--- ЗАДАНИЕ ---
Продублируйте без изменений фрагмент текста об удаленном доступе для сотрудников внешних организаций: от слов «Удаленный доступ для» до слов «должен быть изменен.» включительно.

--- ИСХОДНЫЙ ТЕКСТ ---
◇ ◇ ◇

Удаленный доступ для сотрудников внешних организаций
Правило: Сотрудники внешних организаций (производители программного обеспечения или обсуживающий персонал поставщиков оборудования) не имеют права удаленного доступа к ресурсам компании без проверки личности и удостоверения соответствующих привилегий. Если поставщик нуждается в административном доступе к локальной сети для обеспечения поддержки, то непосредственно после выполнения работ пароль должен быть изменен.
Аргументация и примечания: В целях получения доступа к корпоративной сети атакующий может выступать от лица поставщика. Именно поэтому сотрудник внешней организации всегда должен проходить процедуру верификации и подтверждения полномочий на работу с системами или сервисами компании. Более того, после выполнения работ, «дверь» должна быть закрыта с помощью изменения пароля, которым пользовался поставщик.
Ни один поставщик или сотрудник внешней службы поддержки не имеет права устанавливать свой пароль, пусть даже временный, на доступ к системам компании. Некоторые поставщики пользуются одинаковыми паролями при доступе к системам разных клиентов. Например, одна известная информационная компания устанавливает одинаковый пароль административного доступа ко всем своим клиентским системам и даже не блокирует Telnet-доступ!

◇ ◇ ◇

--- РАЗДЕЛ ДАННЫХ ---
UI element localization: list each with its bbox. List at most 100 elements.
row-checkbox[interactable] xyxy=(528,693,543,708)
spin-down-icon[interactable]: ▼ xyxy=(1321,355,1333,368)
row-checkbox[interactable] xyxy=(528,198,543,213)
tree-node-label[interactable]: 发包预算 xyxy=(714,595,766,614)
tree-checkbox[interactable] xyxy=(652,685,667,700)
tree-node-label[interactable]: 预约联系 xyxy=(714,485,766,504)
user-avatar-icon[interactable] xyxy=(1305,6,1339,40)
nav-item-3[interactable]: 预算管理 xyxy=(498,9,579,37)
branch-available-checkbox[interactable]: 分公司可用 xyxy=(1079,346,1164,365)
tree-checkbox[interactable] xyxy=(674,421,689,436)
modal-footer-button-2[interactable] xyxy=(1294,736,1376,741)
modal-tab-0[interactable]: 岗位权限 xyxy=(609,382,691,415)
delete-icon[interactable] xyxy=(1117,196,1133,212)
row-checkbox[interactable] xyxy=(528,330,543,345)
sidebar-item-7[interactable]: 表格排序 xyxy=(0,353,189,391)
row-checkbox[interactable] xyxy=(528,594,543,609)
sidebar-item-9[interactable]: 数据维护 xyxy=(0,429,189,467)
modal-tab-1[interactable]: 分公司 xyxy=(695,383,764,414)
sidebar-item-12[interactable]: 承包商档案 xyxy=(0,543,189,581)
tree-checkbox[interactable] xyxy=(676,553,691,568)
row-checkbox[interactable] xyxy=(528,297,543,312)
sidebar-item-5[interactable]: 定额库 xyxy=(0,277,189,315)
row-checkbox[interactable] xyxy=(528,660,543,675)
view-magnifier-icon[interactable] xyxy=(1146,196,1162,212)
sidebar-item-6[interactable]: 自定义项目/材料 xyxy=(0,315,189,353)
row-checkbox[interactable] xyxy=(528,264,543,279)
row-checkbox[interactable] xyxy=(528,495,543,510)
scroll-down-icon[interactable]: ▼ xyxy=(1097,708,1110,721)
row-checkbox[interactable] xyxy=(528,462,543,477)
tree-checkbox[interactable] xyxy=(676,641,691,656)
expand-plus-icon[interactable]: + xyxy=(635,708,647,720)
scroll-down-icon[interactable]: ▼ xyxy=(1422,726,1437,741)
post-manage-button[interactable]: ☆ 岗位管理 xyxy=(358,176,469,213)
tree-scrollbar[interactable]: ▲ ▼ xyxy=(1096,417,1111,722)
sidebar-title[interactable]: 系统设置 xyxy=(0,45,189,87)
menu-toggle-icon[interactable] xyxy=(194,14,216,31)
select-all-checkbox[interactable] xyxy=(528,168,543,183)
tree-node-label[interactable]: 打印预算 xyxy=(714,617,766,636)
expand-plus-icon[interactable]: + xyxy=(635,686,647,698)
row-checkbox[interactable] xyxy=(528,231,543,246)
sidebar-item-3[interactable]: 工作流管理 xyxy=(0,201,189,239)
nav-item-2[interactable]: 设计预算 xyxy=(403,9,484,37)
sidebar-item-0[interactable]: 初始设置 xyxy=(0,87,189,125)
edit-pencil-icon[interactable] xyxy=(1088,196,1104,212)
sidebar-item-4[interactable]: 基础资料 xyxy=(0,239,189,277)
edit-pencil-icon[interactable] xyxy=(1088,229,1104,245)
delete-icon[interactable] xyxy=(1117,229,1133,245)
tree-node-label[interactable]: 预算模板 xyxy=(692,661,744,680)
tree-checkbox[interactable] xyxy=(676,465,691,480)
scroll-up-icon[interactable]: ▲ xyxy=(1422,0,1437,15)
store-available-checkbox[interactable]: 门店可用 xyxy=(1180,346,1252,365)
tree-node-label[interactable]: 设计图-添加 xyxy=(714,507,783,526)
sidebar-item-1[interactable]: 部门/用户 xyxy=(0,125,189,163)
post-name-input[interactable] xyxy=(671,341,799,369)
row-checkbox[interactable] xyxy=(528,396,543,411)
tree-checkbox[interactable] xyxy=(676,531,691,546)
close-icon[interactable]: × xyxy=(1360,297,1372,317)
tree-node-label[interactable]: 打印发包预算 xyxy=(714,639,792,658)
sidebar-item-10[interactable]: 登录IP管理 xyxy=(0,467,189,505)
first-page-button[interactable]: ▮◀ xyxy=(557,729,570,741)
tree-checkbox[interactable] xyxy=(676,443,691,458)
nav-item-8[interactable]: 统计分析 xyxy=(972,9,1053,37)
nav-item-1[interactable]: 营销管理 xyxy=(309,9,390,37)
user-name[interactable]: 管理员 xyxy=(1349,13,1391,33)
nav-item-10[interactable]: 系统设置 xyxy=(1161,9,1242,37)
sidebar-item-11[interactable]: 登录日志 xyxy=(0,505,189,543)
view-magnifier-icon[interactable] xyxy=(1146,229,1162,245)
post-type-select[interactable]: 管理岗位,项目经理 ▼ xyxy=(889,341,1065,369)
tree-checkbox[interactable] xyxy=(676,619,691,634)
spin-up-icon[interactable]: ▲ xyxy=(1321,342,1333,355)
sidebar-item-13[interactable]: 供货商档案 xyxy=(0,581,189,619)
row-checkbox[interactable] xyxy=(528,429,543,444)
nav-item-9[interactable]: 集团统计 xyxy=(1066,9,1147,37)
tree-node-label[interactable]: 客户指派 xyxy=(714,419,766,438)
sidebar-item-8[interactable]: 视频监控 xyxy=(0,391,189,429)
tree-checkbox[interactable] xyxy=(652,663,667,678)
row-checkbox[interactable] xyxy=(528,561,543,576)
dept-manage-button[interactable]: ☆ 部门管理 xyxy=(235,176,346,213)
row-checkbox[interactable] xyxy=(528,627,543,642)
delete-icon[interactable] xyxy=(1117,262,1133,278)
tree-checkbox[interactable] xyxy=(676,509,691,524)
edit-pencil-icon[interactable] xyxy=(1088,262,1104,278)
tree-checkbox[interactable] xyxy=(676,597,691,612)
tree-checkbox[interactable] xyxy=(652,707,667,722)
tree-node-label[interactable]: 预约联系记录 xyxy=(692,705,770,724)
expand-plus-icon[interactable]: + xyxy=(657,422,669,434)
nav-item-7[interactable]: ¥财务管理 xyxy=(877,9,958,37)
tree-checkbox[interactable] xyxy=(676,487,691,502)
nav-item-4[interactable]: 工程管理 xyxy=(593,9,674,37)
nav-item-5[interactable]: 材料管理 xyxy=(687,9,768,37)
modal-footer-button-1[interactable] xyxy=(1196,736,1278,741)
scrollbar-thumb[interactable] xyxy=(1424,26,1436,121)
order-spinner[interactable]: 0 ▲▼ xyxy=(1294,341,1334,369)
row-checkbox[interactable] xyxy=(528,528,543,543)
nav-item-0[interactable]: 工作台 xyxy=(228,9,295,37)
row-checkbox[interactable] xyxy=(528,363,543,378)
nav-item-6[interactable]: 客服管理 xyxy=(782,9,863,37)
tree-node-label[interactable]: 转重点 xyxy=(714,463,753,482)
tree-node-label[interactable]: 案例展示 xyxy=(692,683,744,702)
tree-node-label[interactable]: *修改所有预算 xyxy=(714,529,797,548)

◇ ◇ ◇

--- ОТВЕТ ---
Удаленный доступ для сотрудников внешних организаций
Правило: Сотрудники внешних организаций (производители программного обеспечения или обсуживающий персонал поставщиков оборудования) не имеют права удаленного доступа к ресурсам компании без проверки личности и удостоверения соответствующих привилегий. Если поставщик нуждается в административном доступе к локальной сети для обеспечения поддержки, то непосредственно после выполнения работ пароль должен быть изменен.